Records contained in a dataset:
+ + + + + + +

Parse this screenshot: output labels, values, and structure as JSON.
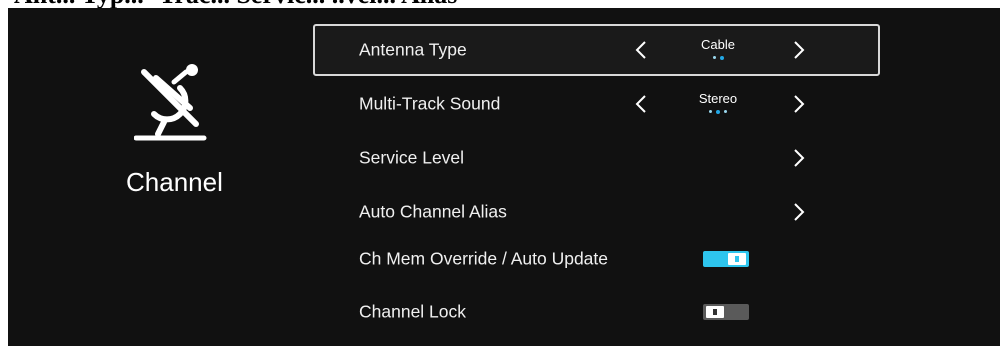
{
  "top_caption": "Ant... Typ... -Trac... Servic... ..vel... Alias",
  "sidebar": {
    "title": "Channel",
    "icon": "satellite-dish-off-icon"
  },
  "menu": {
    "items": [
      {
        "label": "Antenna Type",
        "value": "Cable",
        "kind": "selector",
        "selected": true,
        "option_count": 2,
        "option_index": 2
      },
      {
        "label": "Multi-Track Sound",
        "value": "Stereo",
        "kind": "selector",
        "selected": false,
        "option_count": 3,
        "option_index": 2
      },
      {
        "label": "Service Level",
        "kind": "submenu"
      },
      {
        "label": "Auto Channel Alias",
        "kind": "submenu"
      },
      {
        "label": "Ch Mem Override / Auto Update",
        "kind": "toggle",
        "on": true
      },
      {
        "label": "Channel Lock",
        "kind": "toggle",
        "on": false
      }
    ]
  },
  "colors": {
    "background": "#111111",
    "accent": "#2ec5ee",
    "text": "#f0f0f0",
    "selection_border": "#d8d8d8"
  }
}
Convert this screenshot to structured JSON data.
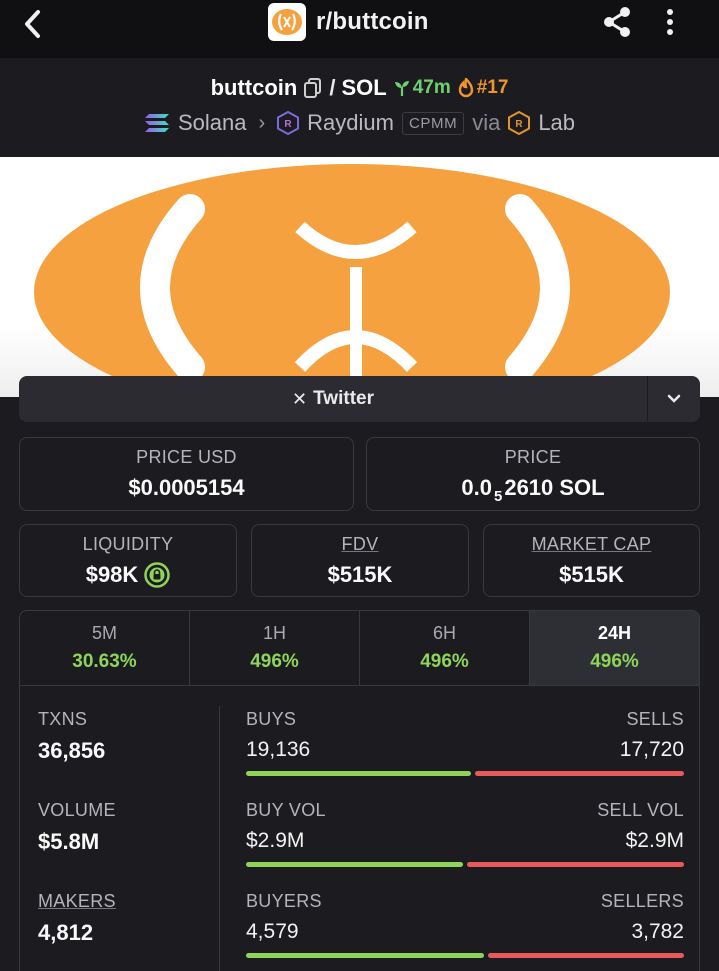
{
  "header": {
    "title": "r/buttcoin"
  },
  "pair": {
    "base": "buttcoin",
    "separator": "/",
    "quote": "SOL",
    "age": "47m",
    "rank": "#17",
    "chain": "Solana",
    "dex": "Raydium",
    "pool_type": "CPMM",
    "via_label": "via",
    "launchpad": "Lab"
  },
  "links": {
    "twitter_label": "Twitter"
  },
  "prices": {
    "usd_label": "PRICE USD",
    "usd_value": "$0.0005154",
    "native_label": "PRICE",
    "native_prefix": "0.0",
    "native_zeros": "5",
    "native_digits": "2610 SOL"
  },
  "metrics": {
    "liquidity_label": "LIQUIDITY",
    "liquidity_value": "$98K",
    "fdv_label": "FDV",
    "fdv_value": "$515K",
    "mcap_label": "MARKET CAP",
    "mcap_value": "$515K"
  },
  "timeframes": [
    {
      "label": "5M",
      "value": "30.63%"
    },
    {
      "label": "1H",
      "value": "496%"
    },
    {
      "label": "6H",
      "value": "496%"
    },
    {
      "label": "24H",
      "value": "496%"
    }
  ],
  "stats": {
    "txns_label": "TXNS",
    "txns_value": "36,856",
    "volume_label": "VOLUME",
    "volume_value": "$5.8M",
    "makers_label": "MAKERS",
    "makers_value": "4,812",
    "buys_label": "BUYS",
    "buys_value": "19,136",
    "sells_label": "SELLS",
    "sells_value": "17,720",
    "buy_fraction": 0.519,
    "buyvol_label": "BUY VOL",
    "buyvol_value": "$2.9M",
    "sellvol_label": "SELL VOL",
    "sellvol_value": "$2.9M",
    "buyvol_fraction": 0.5,
    "buyers_label": "BUYERS",
    "buyers_value": "4,579",
    "sellers_label": "SELLERS",
    "sellers_value": "3,782",
    "buyers_fraction": 0.548
  },
  "colors": {
    "accent_green": "#8fd45a",
    "sell_red": "#e85a5a",
    "brand_orange": "#f6a13f"
  }
}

+ + + + + + +

Using the records above, pull out each line where the word "Channel" occurs.

◆ **WRITTEN REPLY**
    "title": "Channel",
        "label": "Auto Channel Alias",
        "label": "Channel Lock",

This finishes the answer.